#### Problem requirements:
Transcribe the records exactly. Pictures do not belong in the transcription.

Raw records
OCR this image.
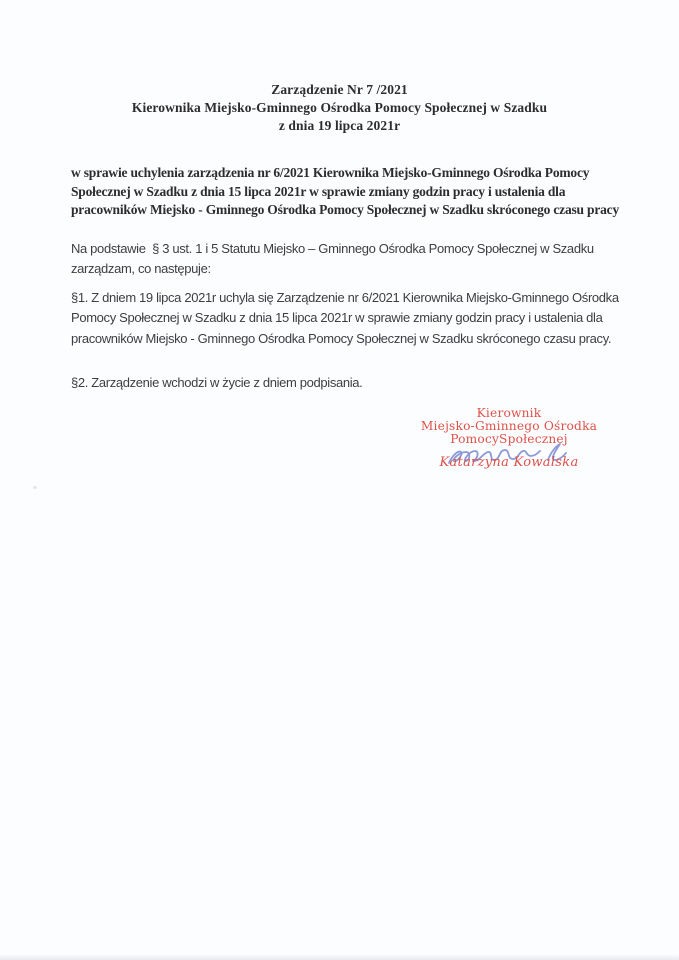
Zarządzenie Nr 7 /2021
Kierownika Miejsko-Gminnego Ośrodka Pomocy Społecznej w Szadku
z dnia 19 lipca 2021r
w sprawie uchylenia zarządzenia nr 6/2021 Kierownika Miejsko-Gminnego Ośrodka Pomocy Społecznej w Szadku z dnia 15 lipca 2021r w sprawie zmiany godzin pracy i ustalenia dla pracowników Miejsko - Gminnego Ośrodka Pomocy Społecznej w Szadku skróconego czasu pracy
Na podstawie  § 3 ust. 1 i 5 Statutu Miejsko – Gminnego Ośrodka Pomocy Społecznej w Szadku zarządzam, co następuje:
§1. Z dniem 19 lipca 2021r uchyla się Zarządzenie nr 6/2021 Kierownika Miejsko-Gminnego Ośrodka Pomocy Społecznej w Szadku z dnia 15 lipca 2021r w sprawie zmiany godzin pracy i ustalenia dla pracowników Miejsko - Gminnego Ośrodka Pomocy Społecznej w Szadku skróconego czasu pracy.
§2. Zarządzenie wchodzi w życie z dniem podpisania.
Kierownik
Miejsko-Gminnego Ośrodka
PomocySpołecznej
Katarzyna Kowalska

#### Result:
OCR this image.
Zarządzenie Nr 7 /2021
Kierownika Miejsko-Gminnego Ośrodka Pomocy Społecznej w Szadku
z dnia 19 lipca 2021r
w sprawie uchylenia zarządzenia nr 6/2021 Kierownika Miejsko-Gminnego Ośrodka Pomocy Społecznej w Szadku z dnia 15 lipca 2021r w sprawie zmiany godzin pracy i ustalenia dla pracowników Miejsko - Gminnego Ośrodka Pomocy Społecznej w Szadku skróconego czasu pracy
Na podstawie  § 3 ust. 1 i 5 Statutu Miejsko – Gminnego Ośrodka Pomocy Społecznej w Szadku zarządzam, co następuje:
§1. Z dniem 19 lipca 2021r uchyla się Zarządzenie nr 6/2021 Kierownika Miejsko-Gminnego Ośrodka Pomocy Społecznej w Szadku z dnia 15 lipca 2021r w sprawie zmiany godzin pracy i ustalenia dla pracowników Miejsko - Gminnego Ośrodka Pomocy Społecznej w Szadku skróconego czasu pracy.
§2. Zarządzenie wchodzi w życie z dniem podpisania.
Kierownik
Miejsko-Gminnego Ośrodka
PomocySpołecznej
Katarzyna Kowalska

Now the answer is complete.